- AVAILABLE RECORDS
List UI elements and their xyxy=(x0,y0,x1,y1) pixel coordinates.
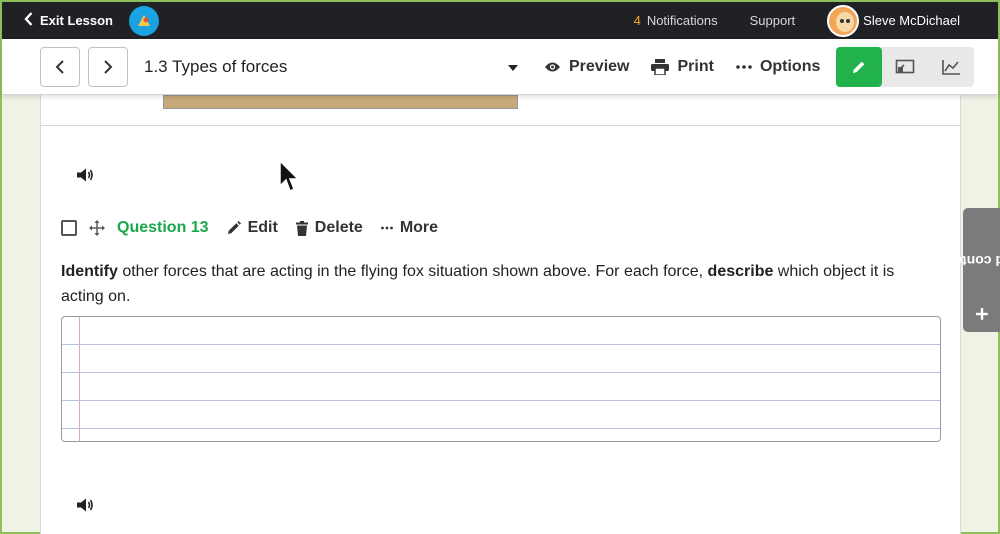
print-button[interactable]: Print xyxy=(651,57,714,76)
delete-question-button[interactable]: Delete xyxy=(295,219,363,237)
exit-lesson-label: Exit Lesson xyxy=(40,13,113,28)
speaker-icon[interactable] xyxy=(76,168,94,187)
ruled-line xyxy=(62,428,940,429)
trash-icon xyxy=(295,220,308,236)
question-select-checkbox[interactable] xyxy=(61,220,77,236)
prompt-keyword-identify: Identify xyxy=(61,263,118,280)
more-dots-icon xyxy=(380,226,393,230)
add-content-label: Add content xyxy=(940,253,1000,269)
ruled-line xyxy=(62,344,940,345)
notifications-label: Notifications xyxy=(646,13,718,28)
ruled-line xyxy=(62,372,940,373)
previous-page-button[interactable] xyxy=(40,46,80,87)
app-logo-icon[interactable] xyxy=(128,5,159,36)
options-label: Options xyxy=(759,57,821,75)
notifications-link[interactable]: 4 Notifications xyxy=(634,13,718,28)
more-dots-icon xyxy=(736,64,752,69)
more-question-actions-button[interactable]: More xyxy=(380,219,439,237)
question-prompt: Identify other forces that are acting in… xyxy=(61,259,941,309)
chevron-right-icon xyxy=(104,59,113,74)
chart-line-icon xyxy=(942,59,961,75)
edit-mode-button[interactable] xyxy=(836,46,883,87)
lesson-title-select[interactable]: 1.3 Types of forces xyxy=(144,57,504,77)
notifications-count-badge: 4 xyxy=(633,13,641,28)
pencil-icon xyxy=(227,221,241,234)
options-button[interactable]: Options xyxy=(736,58,820,76)
chevron-left-icon xyxy=(55,59,64,74)
eye-icon xyxy=(545,62,560,71)
edit-label: Edit xyxy=(247,219,278,236)
ruled-margin-line xyxy=(79,317,80,441)
answer-textarea[interactable] xyxy=(61,316,941,442)
prompt-text-1: other forces that are acting in the flyi… xyxy=(117,263,708,280)
mode-switcher xyxy=(836,46,975,87)
flying-fox-image xyxy=(163,95,518,109)
analytics-mode-button[interactable] xyxy=(928,47,974,87)
chevron-left-icon xyxy=(24,11,33,30)
edit-question-button[interactable]: Edit xyxy=(227,219,278,237)
support-link[interactable]: Support xyxy=(750,13,796,28)
print-label: Print xyxy=(677,57,714,75)
question-number-label: Question 13 xyxy=(117,219,209,236)
avatar xyxy=(827,4,860,37)
ruled-line xyxy=(62,400,940,401)
exit-lesson-button[interactable]: Exit Lesson xyxy=(24,11,113,30)
mouse-pointer-icon xyxy=(279,159,301,199)
more-label: More xyxy=(399,219,439,236)
next-page-button[interactable] xyxy=(88,46,128,87)
move-handle-icon[interactable] xyxy=(89,220,105,236)
add-content-tab[interactable]: Add content xyxy=(941,208,1000,332)
present-mode-button[interactable] xyxy=(882,47,928,87)
section-divider xyxy=(41,125,960,126)
prompt-keyword-describe: describe xyxy=(707,263,774,280)
preview-label: Preview xyxy=(569,57,630,75)
caret-down-icon[interactable] xyxy=(508,58,518,76)
delete-label: Delete xyxy=(314,219,363,236)
user-name: Sleve McDichael xyxy=(863,13,960,28)
presentation-icon xyxy=(896,59,915,73)
user-menu[interactable]: Sleve McDichael xyxy=(827,4,960,37)
preview-button[interactable]: Preview xyxy=(544,58,629,76)
lesson-content: Question 13 Edit Delete More Identify ot… xyxy=(40,95,961,534)
plus-icon xyxy=(975,307,988,320)
pencil-icon xyxy=(853,61,865,73)
speaker-icon[interactable] xyxy=(76,498,94,517)
lesson-toolbar: 1.3 Types of forces Preview Print Option… xyxy=(2,39,998,95)
question-toolbar: Question 13 Edit Delete More xyxy=(61,219,438,237)
printer-icon xyxy=(651,58,670,75)
top-bar: Exit Lesson 4 Notifications Support Slev… xyxy=(2,2,998,39)
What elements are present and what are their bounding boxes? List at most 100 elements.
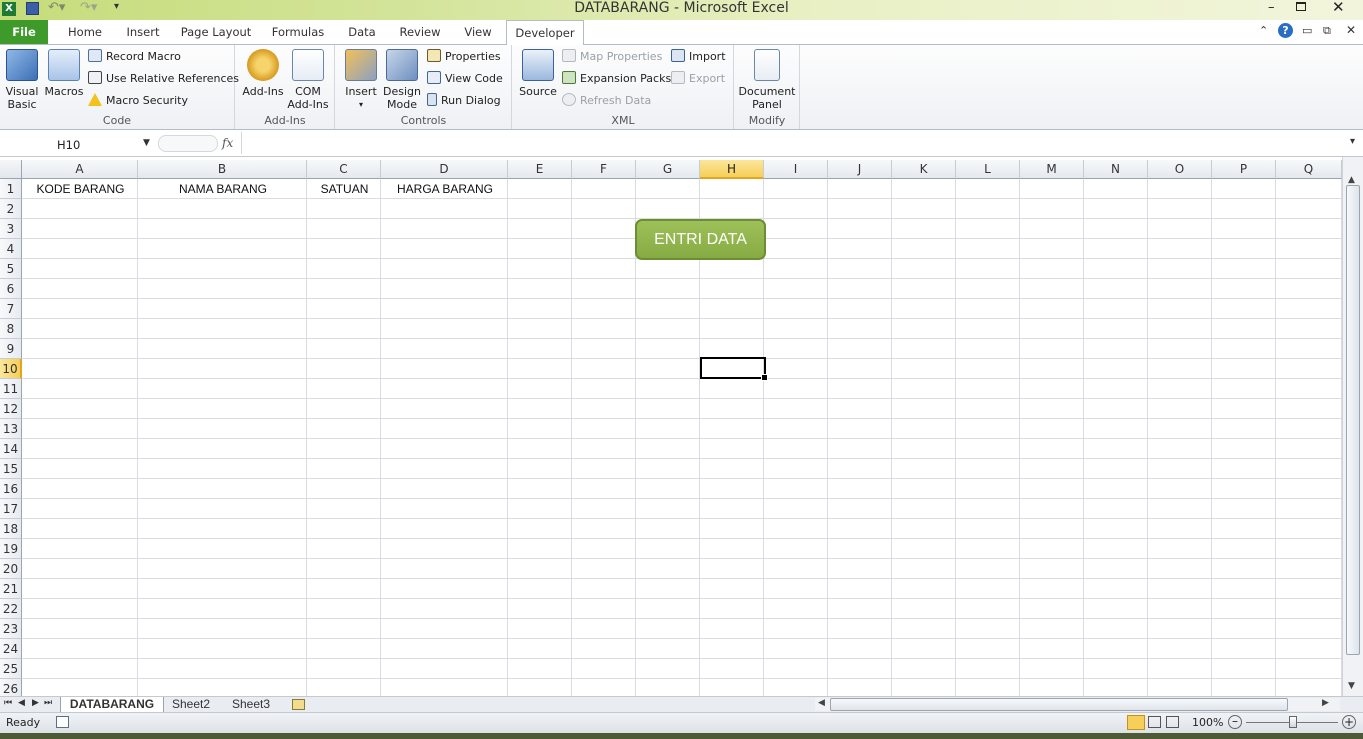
row-header-5[interactable]: 5 xyxy=(0,259,22,279)
column-header-i[interactable]: I xyxy=(764,160,828,179)
cell-a1[interactable]: KODE BARANG xyxy=(23,179,138,199)
expand-formula-bar-icon[interactable]: ▾ xyxy=(1350,136,1355,147)
sheet-tab-sheet3[interactable]: Sheet3 xyxy=(232,697,282,713)
row-header-25[interactable]: 25 xyxy=(0,659,22,679)
row-header-4[interactable]: 4 xyxy=(0,239,22,259)
tab-developer[interactable]: Developer xyxy=(506,20,584,45)
sheet-tab-databarang[interactable]: DATABARANG xyxy=(60,697,164,713)
entri-data-button[interactable]: ENTRI DATA xyxy=(635,219,766,260)
name-box-dropdown-icon[interactable]: ▼ xyxy=(143,138,150,148)
sheet-nav-last-icon[interactable]: ⏭ xyxy=(44,698,52,708)
row-header-10[interactable]: 10 xyxy=(0,359,22,379)
row-header-22[interactable]: 22 xyxy=(0,599,22,619)
tab-data[interactable]: Data xyxy=(342,20,382,44)
row-header-1[interactable]: 1 xyxy=(0,179,22,199)
row-header-20[interactable]: 20 xyxy=(0,559,22,579)
tab-insert[interactable]: Insert xyxy=(120,20,166,44)
column-header-o[interactable]: O xyxy=(1148,160,1212,179)
column-header-f[interactable]: F xyxy=(572,160,636,179)
row-header-12[interactable]: 12 xyxy=(0,399,22,419)
row-header-23[interactable]: 23 xyxy=(0,619,22,639)
macro-security-button[interactable]: Macro Security xyxy=(88,92,188,110)
row-header-26[interactable]: 26 xyxy=(0,679,22,696)
expansion-packs-button[interactable]: Expansion Packs xyxy=(562,70,671,88)
select-all-corner[interactable] xyxy=(0,160,22,179)
column-header-h[interactable]: H xyxy=(700,160,764,179)
zoom-level[interactable]: 100% xyxy=(1192,716,1223,729)
row-header-24[interactable]: 24 xyxy=(0,639,22,659)
map-properties-button[interactable]: Map Properties xyxy=(562,48,662,66)
macros-button[interactable]: Macros xyxy=(44,49,84,98)
workbook-minimize-icon[interactable]: ▭ xyxy=(1302,24,1312,37)
view-code-button[interactable]: View Code xyxy=(427,70,503,88)
name-box[interactable]: H10 xyxy=(2,135,154,153)
tab-review[interactable]: Review xyxy=(394,20,446,44)
formula-bar-splitter[interactable] xyxy=(158,135,218,152)
cell-d1[interactable]: HARGA BARANG xyxy=(382,179,508,199)
column-header-k[interactable]: K xyxy=(892,160,956,179)
zoom-out-icon[interactable]: – xyxy=(1228,715,1242,729)
normal-view-icon[interactable] xyxy=(1127,715,1145,730)
row-header-6[interactable]: 6 xyxy=(0,279,22,299)
formula-input[interactable] xyxy=(241,132,1346,154)
workbook-close-icon[interactable]: ✕ xyxy=(1346,23,1356,37)
tab-home[interactable]: Home xyxy=(62,20,108,44)
cell-b1[interactable]: NAMA BARANG xyxy=(139,179,307,199)
record-macro-button[interactable]: Record Macro xyxy=(88,48,181,66)
column-header-l[interactable]: L xyxy=(956,160,1020,179)
column-header-c[interactable]: C xyxy=(307,160,381,179)
sheet-nav-prev-icon[interactable]: ◀ xyxy=(18,698,25,708)
scroll-left-icon[interactable]: ◀ xyxy=(818,698,825,708)
column-header-j[interactable]: J xyxy=(828,160,892,179)
row-header-16[interactable]: 16 xyxy=(0,479,22,499)
document-panel-button[interactable]: Document Panel xyxy=(737,49,797,111)
macro-recording-icon[interactable] xyxy=(56,716,69,728)
minimize-ribbon-icon[interactable]: ⌃ xyxy=(1259,24,1268,37)
use-relative-references-button[interactable]: Use Relative References xyxy=(88,70,239,88)
cell-c1[interactable]: SATUAN xyxy=(308,179,381,199)
insert-control-button[interactable]: Insert ▾ xyxy=(340,49,382,111)
column-header-a[interactable]: A xyxy=(22,160,138,179)
sheet-nav-first-icon[interactable]: ⏮ xyxy=(4,698,12,708)
page-layout-view-icon[interactable] xyxy=(1148,716,1161,728)
row-header-7[interactable]: 7 xyxy=(0,299,22,319)
row-header-19[interactable]: 19 xyxy=(0,539,22,559)
vertical-scrollbar[interactable]: ▲ ▼ xyxy=(1342,157,1363,696)
addins-button[interactable]: Add-Ins xyxy=(242,49,284,98)
column-header-d[interactable]: D xyxy=(381,160,508,179)
column-header-b[interactable]: B xyxy=(138,160,307,179)
scroll-up-icon[interactable]: ▲ xyxy=(1348,175,1355,185)
run-dialog-button[interactable]: Run Dialog xyxy=(427,92,501,110)
row-header-15[interactable]: 15 xyxy=(0,459,22,479)
column-header-n[interactable]: N xyxy=(1084,160,1148,179)
column-header-g[interactable]: G xyxy=(636,160,700,179)
row-header-2[interactable]: 2 xyxy=(0,199,22,219)
column-header-p[interactable]: P xyxy=(1212,160,1276,179)
row-header-18[interactable]: 18 xyxy=(0,519,22,539)
row-header-11[interactable]: 11 xyxy=(0,379,22,399)
workbook-restore-icon[interactable]: ⧉ xyxy=(1323,24,1331,38)
row-header-9[interactable]: 9 xyxy=(0,339,22,359)
close-icon[interactable]: ✕ xyxy=(1332,0,1345,16)
row-header-17[interactable]: 17 xyxy=(0,499,22,519)
scroll-down-icon[interactable]: ▼ xyxy=(1348,681,1355,691)
scroll-right-icon[interactable]: ▶ xyxy=(1322,698,1329,708)
help-icon[interactable]: ? xyxy=(1278,23,1293,38)
design-mode-button[interactable]: Design Mode xyxy=(380,49,424,111)
zoom-slider-thumb[interactable] xyxy=(1289,716,1297,728)
insert-function-icon[interactable]: fx xyxy=(222,136,233,150)
minimize-icon[interactable]: – xyxy=(1268,0,1275,15)
tab-file[interactable]: File xyxy=(0,20,48,44)
column-header-m[interactable]: M xyxy=(1020,160,1084,179)
row-header-3[interactable]: 3 xyxy=(0,219,22,239)
column-header-e[interactable]: E xyxy=(508,160,572,179)
export-button[interactable]: Export xyxy=(671,70,725,88)
insert-sheet-icon[interactable] xyxy=(292,699,305,710)
com-addins-button[interactable]: COM Add-Ins xyxy=(286,49,330,111)
maximize-icon[interactable] xyxy=(1296,2,1306,11)
row-header-8[interactable]: 8 xyxy=(0,319,22,339)
import-button[interactable]: Import xyxy=(671,48,726,66)
zoom-in-icon[interactable]: + xyxy=(1342,715,1356,729)
horizontal-scroll-thumb[interactable] xyxy=(830,698,1288,711)
sheet-tab-sheet2[interactable]: Sheet2 xyxy=(172,697,222,713)
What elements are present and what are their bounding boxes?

- SHORT PROBLEM
Reproduce the lines from the one containing "print-button[interactable]: Print xyxy=(651,57,714,76)" up to and including the one containing "support-link[interactable]: Support xyxy=(750,13,796,28)", with no changes.

- ANSWER TO THIS EXERCISE
print-button[interactable]: Print xyxy=(651,57,714,76)
delete-question-button[interactable]: Delete xyxy=(295,219,363,237)
exit-lesson-label: Exit Lesson xyxy=(40,13,113,28)
speaker-icon[interactable] xyxy=(76,168,94,187)
ruled-line xyxy=(62,428,940,429)
trash-icon xyxy=(295,220,308,236)
question-select-checkbox[interactable] xyxy=(61,220,77,236)
prompt-keyword-identify: Identify xyxy=(61,263,118,280)
more-dots-icon xyxy=(380,226,393,230)
add-content-label: Add content xyxy=(940,253,1000,269)
ruled-line xyxy=(62,344,940,345)
notifications-label: Notifications xyxy=(646,13,718,28)
ruled-line xyxy=(62,372,940,373)
previous-page-button[interactable] xyxy=(40,46,80,87)
app-logo-icon[interactable] xyxy=(128,5,159,36)
options-label: Options xyxy=(759,57,821,75)
notifications-link[interactable]: 4 Notifications xyxy=(634,13,718,28)
more-dots-icon xyxy=(736,64,752,69)
more-question-actions-button[interactable]: More xyxy=(380,219,439,237)
question-prompt: Identify other forces that are acting in… xyxy=(61,259,941,309)
chevron-right-icon xyxy=(104,59,113,74)
chart-line-icon xyxy=(942,59,961,75)
edit-mode-button[interactable] xyxy=(836,46,883,87)
lesson-title-select[interactable]: 1.3 Types of forces xyxy=(144,57,504,77)
notifications-count-badge: 4 xyxy=(633,13,641,28)
pencil-icon xyxy=(227,221,241,234)
options-button[interactable]: Options xyxy=(736,58,820,76)
chevron-left-icon xyxy=(55,59,64,74)
eye-icon xyxy=(545,62,560,71)
edit-label: Edit xyxy=(247,219,278,236)
ruled-margin-line xyxy=(79,317,80,441)
answer-textarea[interactable] xyxy=(61,316,941,442)
prompt-text-1: other forces that are acting in the flyi… xyxy=(117,263,708,280)
mode-switcher xyxy=(836,46,975,87)
flying-fox-image xyxy=(163,95,518,109)
analytics-mode-button[interactable] xyxy=(928,47,974,87)
chevron-left-icon xyxy=(24,11,33,30)
edit-question-button[interactable]: Edit xyxy=(227,219,278,237)
support-link[interactable]: Support xyxy=(750,13,796,28)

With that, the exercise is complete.